(Records from a data collection)
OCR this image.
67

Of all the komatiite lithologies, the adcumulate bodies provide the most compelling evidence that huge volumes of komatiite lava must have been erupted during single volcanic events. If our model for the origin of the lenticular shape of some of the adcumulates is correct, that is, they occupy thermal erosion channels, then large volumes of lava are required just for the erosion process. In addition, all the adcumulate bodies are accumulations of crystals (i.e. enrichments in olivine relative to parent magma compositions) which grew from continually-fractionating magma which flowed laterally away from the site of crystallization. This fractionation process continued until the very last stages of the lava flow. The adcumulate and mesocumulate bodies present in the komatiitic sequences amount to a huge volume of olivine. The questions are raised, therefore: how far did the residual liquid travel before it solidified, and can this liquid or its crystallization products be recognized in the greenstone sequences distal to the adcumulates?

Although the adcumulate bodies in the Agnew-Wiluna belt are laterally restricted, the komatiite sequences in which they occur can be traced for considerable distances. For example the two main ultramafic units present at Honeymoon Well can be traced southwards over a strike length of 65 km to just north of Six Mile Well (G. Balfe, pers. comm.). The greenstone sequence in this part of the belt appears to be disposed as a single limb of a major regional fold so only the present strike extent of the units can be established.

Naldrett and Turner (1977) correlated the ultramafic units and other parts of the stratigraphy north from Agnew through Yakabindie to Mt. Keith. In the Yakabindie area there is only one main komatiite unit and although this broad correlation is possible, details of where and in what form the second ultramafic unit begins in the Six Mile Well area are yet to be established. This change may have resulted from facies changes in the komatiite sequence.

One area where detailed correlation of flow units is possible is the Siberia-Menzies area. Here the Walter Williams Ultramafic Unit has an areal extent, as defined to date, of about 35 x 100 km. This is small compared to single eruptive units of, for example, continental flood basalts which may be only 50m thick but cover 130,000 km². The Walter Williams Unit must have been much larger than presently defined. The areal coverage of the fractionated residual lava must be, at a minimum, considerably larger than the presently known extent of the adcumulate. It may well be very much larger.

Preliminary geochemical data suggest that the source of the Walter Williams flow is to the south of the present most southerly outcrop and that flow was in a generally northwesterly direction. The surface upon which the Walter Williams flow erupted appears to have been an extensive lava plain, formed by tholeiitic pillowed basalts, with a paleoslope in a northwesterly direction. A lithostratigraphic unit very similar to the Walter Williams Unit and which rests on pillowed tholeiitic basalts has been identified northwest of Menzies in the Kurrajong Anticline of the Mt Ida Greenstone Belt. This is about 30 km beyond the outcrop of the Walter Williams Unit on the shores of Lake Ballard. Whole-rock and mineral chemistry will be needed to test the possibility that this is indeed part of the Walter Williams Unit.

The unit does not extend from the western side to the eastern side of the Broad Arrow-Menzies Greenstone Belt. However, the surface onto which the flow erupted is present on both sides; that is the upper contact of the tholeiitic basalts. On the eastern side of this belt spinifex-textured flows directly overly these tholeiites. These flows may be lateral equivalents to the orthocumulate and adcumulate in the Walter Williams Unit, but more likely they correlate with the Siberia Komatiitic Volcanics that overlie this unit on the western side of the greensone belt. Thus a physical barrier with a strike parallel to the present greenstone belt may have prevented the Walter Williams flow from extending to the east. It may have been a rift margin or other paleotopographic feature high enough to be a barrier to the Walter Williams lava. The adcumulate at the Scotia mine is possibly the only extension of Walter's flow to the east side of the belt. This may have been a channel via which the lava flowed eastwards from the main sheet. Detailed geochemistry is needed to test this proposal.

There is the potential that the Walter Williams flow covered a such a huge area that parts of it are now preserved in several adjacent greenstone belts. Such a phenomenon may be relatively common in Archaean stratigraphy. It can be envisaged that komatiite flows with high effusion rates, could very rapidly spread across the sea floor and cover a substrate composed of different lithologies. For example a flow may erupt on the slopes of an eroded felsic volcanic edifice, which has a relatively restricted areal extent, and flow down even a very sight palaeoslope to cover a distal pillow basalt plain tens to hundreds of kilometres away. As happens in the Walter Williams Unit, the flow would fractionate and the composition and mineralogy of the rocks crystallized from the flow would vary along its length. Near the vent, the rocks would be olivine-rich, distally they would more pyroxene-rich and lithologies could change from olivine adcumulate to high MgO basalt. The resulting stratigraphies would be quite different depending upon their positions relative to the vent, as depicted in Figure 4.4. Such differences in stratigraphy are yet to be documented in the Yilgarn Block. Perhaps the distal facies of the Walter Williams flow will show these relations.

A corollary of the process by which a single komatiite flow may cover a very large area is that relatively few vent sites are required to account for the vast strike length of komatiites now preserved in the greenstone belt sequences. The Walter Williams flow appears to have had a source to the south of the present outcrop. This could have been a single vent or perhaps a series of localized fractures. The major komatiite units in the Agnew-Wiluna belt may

==

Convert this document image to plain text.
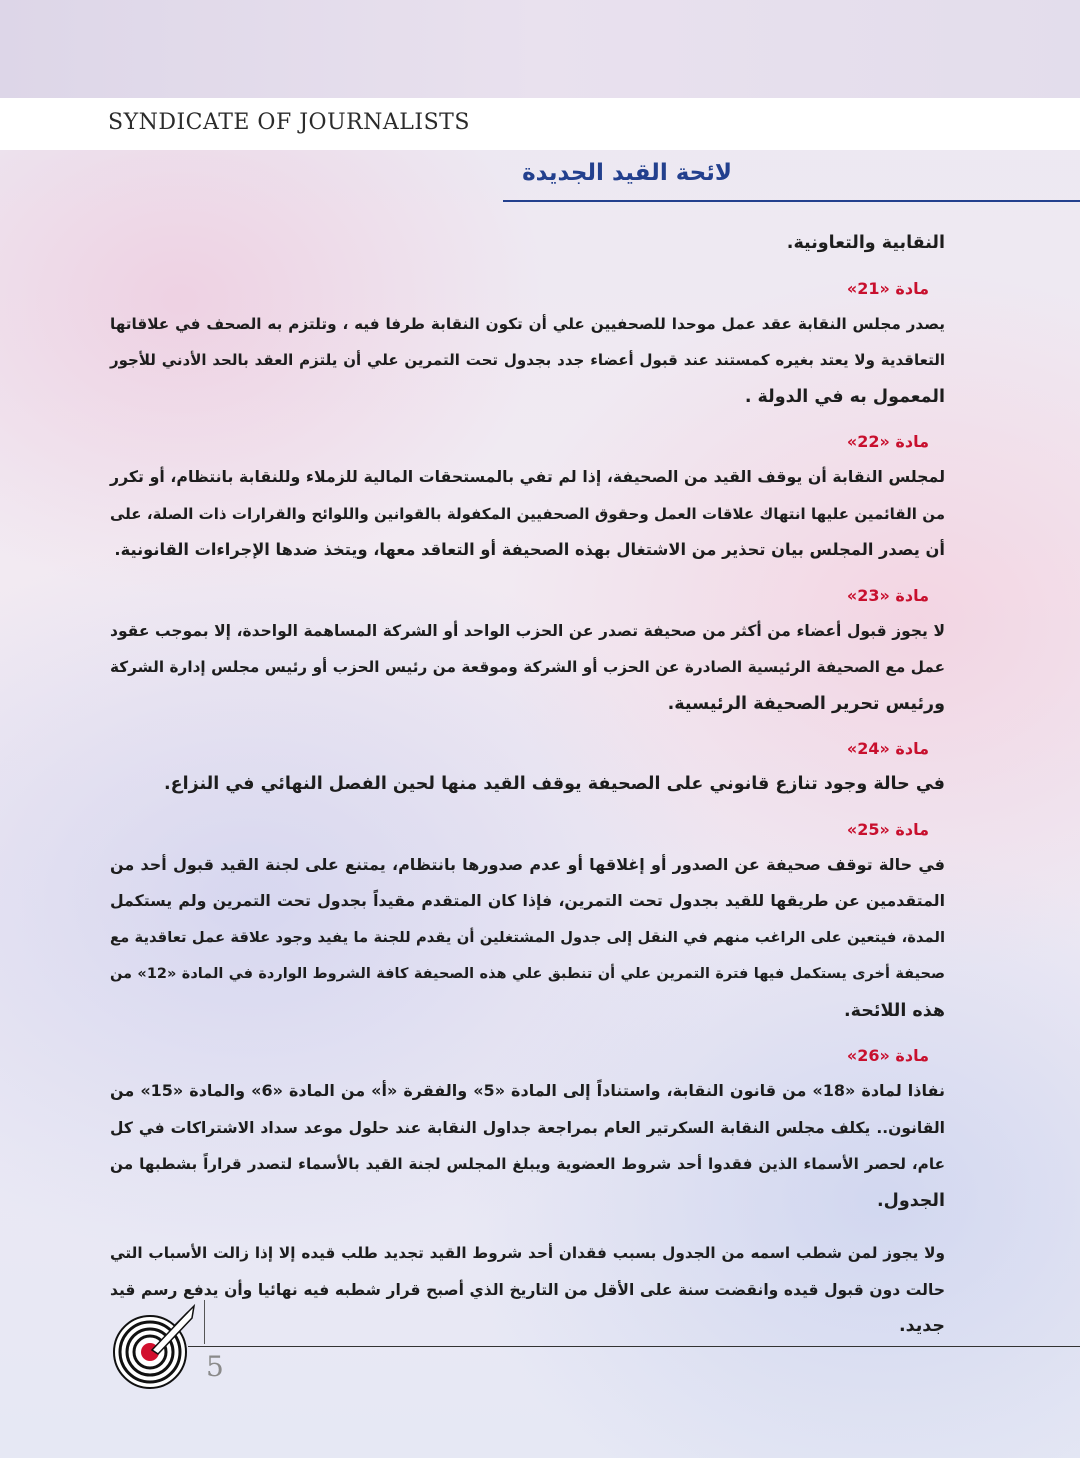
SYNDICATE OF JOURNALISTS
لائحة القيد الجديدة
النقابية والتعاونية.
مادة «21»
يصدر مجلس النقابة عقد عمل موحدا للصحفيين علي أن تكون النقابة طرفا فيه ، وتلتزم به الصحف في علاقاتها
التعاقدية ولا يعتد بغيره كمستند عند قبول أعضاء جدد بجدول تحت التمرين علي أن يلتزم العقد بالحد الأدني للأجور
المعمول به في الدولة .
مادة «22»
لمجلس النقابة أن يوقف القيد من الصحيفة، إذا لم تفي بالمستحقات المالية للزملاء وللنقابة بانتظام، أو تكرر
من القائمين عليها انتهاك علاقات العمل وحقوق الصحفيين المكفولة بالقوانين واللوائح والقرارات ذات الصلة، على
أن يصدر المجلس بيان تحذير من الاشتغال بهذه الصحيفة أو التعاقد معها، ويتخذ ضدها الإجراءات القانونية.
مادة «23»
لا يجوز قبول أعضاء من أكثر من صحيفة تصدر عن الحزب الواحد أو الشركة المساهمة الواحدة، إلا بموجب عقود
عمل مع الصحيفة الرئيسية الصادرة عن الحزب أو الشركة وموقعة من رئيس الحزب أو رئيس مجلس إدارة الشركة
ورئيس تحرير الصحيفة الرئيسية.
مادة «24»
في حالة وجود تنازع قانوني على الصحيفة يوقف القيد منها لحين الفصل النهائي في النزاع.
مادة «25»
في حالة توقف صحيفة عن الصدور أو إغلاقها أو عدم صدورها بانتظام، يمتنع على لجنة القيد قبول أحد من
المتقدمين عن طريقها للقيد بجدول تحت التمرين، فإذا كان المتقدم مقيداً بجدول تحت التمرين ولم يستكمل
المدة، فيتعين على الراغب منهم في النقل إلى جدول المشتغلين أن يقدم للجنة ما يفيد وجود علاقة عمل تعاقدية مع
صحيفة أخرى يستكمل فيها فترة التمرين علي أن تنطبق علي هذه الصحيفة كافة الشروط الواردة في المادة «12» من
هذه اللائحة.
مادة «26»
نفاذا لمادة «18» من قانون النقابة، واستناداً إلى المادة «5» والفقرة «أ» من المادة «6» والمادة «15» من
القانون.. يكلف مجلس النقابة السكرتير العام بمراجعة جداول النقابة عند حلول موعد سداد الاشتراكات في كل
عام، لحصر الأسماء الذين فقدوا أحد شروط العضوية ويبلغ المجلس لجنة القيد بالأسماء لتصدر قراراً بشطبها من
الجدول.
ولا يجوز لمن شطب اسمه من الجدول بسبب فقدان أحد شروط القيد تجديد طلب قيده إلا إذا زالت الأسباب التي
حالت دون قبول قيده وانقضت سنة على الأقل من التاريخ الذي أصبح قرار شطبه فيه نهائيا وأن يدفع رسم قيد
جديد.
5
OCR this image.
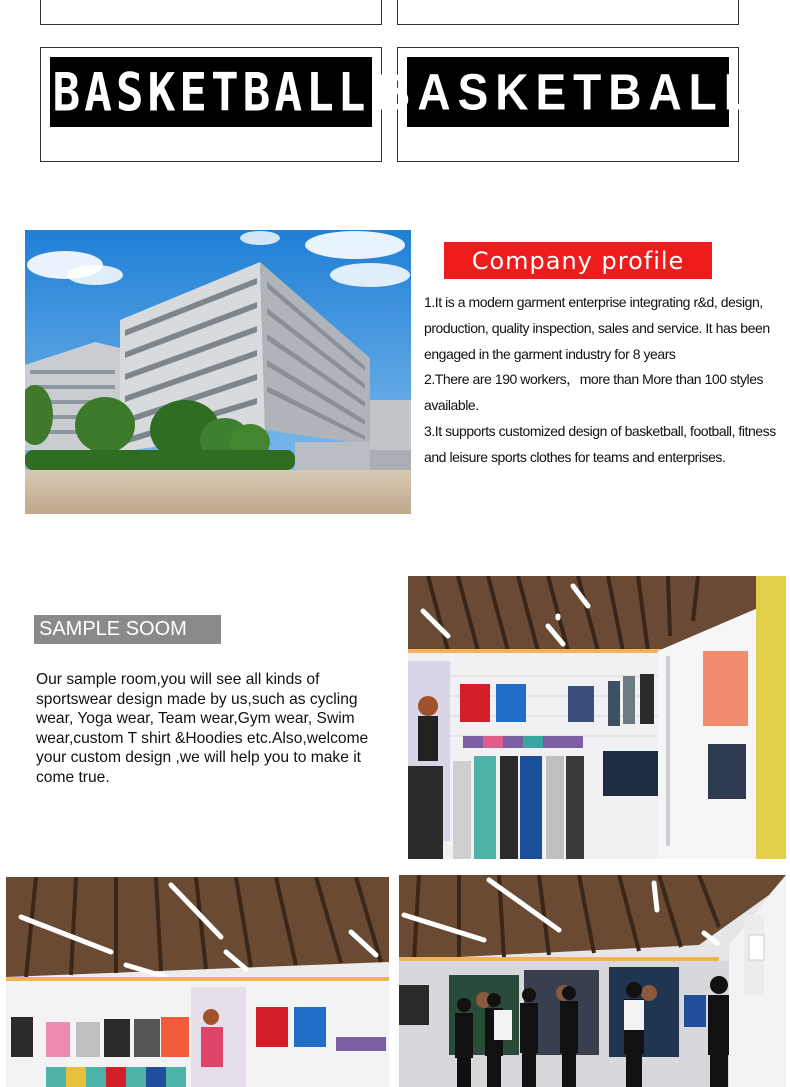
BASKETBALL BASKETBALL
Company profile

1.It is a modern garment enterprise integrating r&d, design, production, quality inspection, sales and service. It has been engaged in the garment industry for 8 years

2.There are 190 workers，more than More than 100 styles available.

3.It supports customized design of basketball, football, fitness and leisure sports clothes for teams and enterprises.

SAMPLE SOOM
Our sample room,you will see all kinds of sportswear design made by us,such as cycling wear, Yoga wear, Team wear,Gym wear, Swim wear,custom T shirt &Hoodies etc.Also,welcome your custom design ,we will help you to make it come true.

* * *

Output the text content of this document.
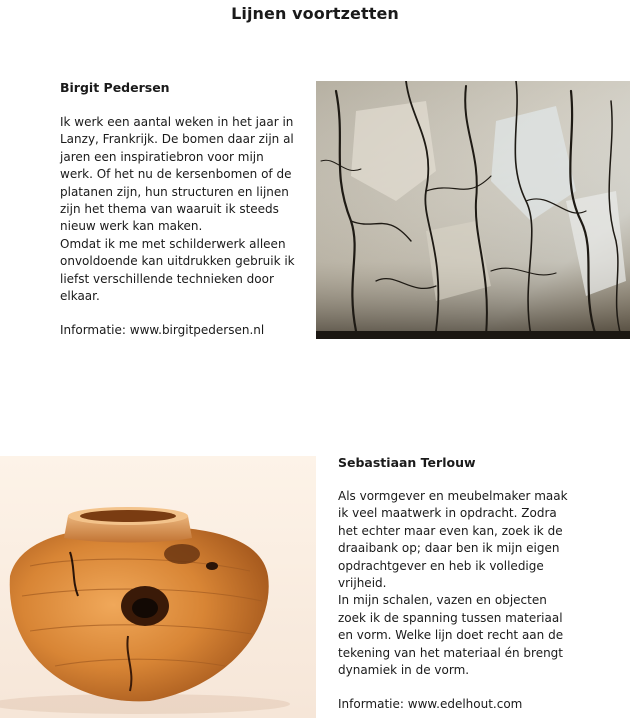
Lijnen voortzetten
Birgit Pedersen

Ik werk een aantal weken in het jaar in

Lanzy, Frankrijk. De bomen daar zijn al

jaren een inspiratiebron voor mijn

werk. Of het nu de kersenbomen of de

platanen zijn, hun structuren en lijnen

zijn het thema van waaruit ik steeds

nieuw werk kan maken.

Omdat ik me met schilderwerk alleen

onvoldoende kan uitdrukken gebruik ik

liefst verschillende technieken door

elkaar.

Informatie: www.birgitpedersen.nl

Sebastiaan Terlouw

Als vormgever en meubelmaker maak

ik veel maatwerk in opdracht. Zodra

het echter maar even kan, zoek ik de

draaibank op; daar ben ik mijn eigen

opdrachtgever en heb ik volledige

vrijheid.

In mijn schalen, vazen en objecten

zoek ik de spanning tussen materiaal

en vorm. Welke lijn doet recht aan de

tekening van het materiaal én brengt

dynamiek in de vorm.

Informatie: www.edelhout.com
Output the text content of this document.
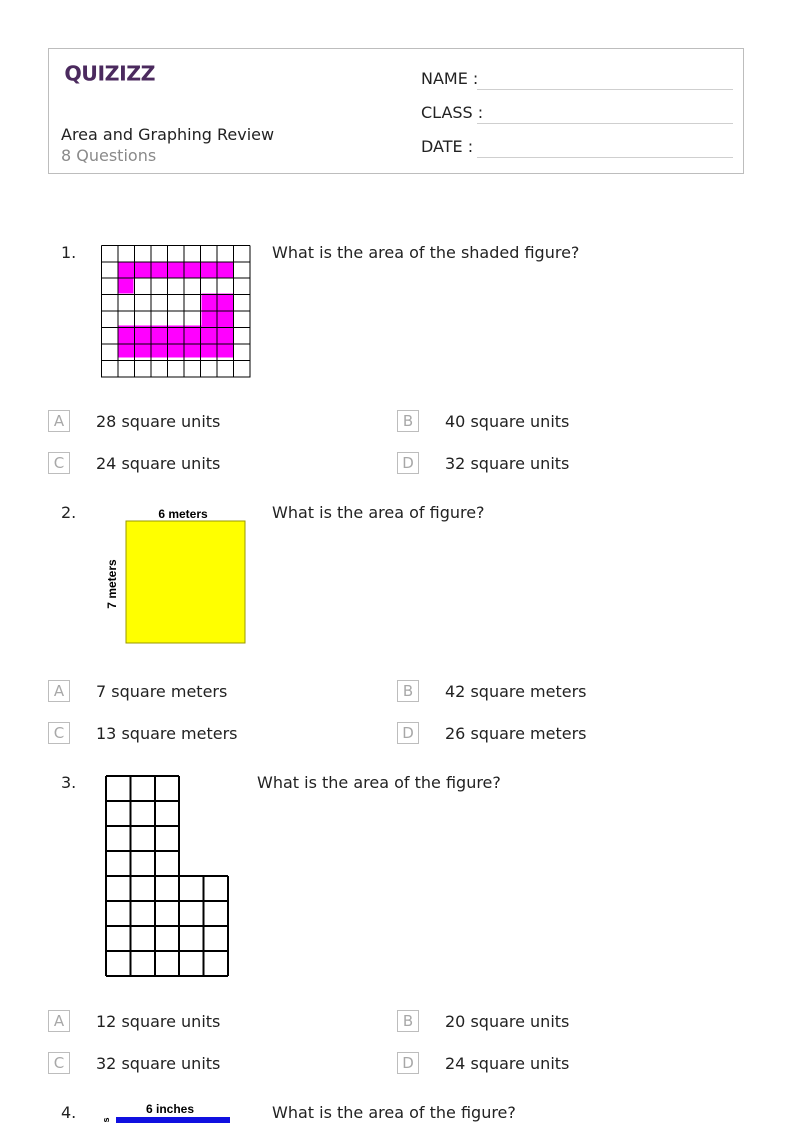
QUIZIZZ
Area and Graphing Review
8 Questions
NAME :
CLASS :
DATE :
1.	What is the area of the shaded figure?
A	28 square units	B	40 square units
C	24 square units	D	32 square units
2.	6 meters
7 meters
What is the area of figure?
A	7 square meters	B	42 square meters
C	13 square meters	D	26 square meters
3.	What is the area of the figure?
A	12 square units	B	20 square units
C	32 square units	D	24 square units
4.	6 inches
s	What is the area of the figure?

* Exercise prompt
From the listing, copy every line where the string "يجوز" appears.

* Answer to the task
لا يجوز قبول أعضاء من أكثر من صحيفة تصدر عن الحزب الواحد أو الشركة المساهمة الواحدة، إلا بموجب عقود
ولا يجوز لمن شطب اسمه من الجدول بسبب فقدان أحد شروط القيد تجديد طلب قيده إلا إذا زالت الأسباب التي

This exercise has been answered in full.